# EXTRACTED MATERIAL:
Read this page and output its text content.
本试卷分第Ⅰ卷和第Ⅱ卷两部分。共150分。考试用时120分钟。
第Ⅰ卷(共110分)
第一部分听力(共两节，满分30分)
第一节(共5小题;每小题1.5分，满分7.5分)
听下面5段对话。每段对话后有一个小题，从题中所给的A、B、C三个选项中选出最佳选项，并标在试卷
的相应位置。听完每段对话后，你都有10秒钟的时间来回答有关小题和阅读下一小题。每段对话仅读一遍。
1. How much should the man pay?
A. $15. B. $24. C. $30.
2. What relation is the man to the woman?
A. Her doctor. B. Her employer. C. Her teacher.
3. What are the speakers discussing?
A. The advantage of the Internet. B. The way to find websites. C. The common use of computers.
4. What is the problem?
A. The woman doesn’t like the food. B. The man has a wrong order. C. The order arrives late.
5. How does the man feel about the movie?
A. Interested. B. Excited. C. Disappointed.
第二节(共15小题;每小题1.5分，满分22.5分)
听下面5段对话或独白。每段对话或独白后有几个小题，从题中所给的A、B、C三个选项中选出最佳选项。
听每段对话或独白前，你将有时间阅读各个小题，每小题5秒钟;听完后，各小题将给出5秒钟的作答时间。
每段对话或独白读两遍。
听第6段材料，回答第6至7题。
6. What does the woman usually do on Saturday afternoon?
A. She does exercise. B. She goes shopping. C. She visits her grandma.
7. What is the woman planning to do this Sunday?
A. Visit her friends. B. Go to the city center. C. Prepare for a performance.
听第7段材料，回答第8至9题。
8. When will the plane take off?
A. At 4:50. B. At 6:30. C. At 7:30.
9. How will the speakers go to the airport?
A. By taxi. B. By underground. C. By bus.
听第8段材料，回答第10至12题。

# AIM OF THE TASK:
Return every entry exactly as given.

# WRITTEN RESPONSE:
Read this page and output its text content.
本试卷分第Ⅰ卷和第Ⅱ卷两部分。共150分。考试用时120分钟。
第Ⅰ卷(共110分)
第一部分听力(共两节，满分30分)
第一节(共5小题;每小题1.5分，满分7.5分)
听下面5段对话。每段对话后有一个小题，从题中所给的A、B、C三个选项中选出最佳选项，并标在试卷
的相应位置。听完每段对话后，你都有10秒钟的时间来回答有关小题和阅读下一小题。每段对话仅读一遍。
1. How much should the man pay?
A. $15. B. $24. C. $30.
2. What relation is the man to the woman?
A. Her doctor. B. Her employer. C. Her teacher.
3. What are the speakers discussing?
A. The advantage of the Internet. B. The way to find websites. C. The common use of computers.
4. What is the problem?
A. The woman doesn’t like the food. B. The man has a wrong order. C. The order arrives late.
5. How does the man feel about the movie?
A. Interested. B. Excited. C. Disappointed.
第二节(共15小题;每小题1.5分，满分22.5分)
听下面5段对话或独白。每段对话或独白后有几个小题，从题中所给的A、B、C三个选项中选出最佳选项。
听每段对话或独白前，你将有时间阅读各个小题，每小题5秒钟;听完后，各小题将给出5秒钟的作答时间。
每段对话或独白读两遍。
听第6段材料，回答第6至7题。
6. What does the woman usually do on Saturday afternoon?
A. She does exercise. B. She goes shopping. C. She visits her grandma.
7. What is the woman planning to do this Sunday?
A. Visit her friends. B. Go to the city center. C. Prepare for a performance.
听第7段材料，回答第8至9题。
8. When will the plane take off?
A. At 4:50. B. At 6:30. C. At 7:30.
9. How will the speakers go to the airport?
A. By taxi. B. By underground. C. By bus.
听第8段材料，回答第10至12题。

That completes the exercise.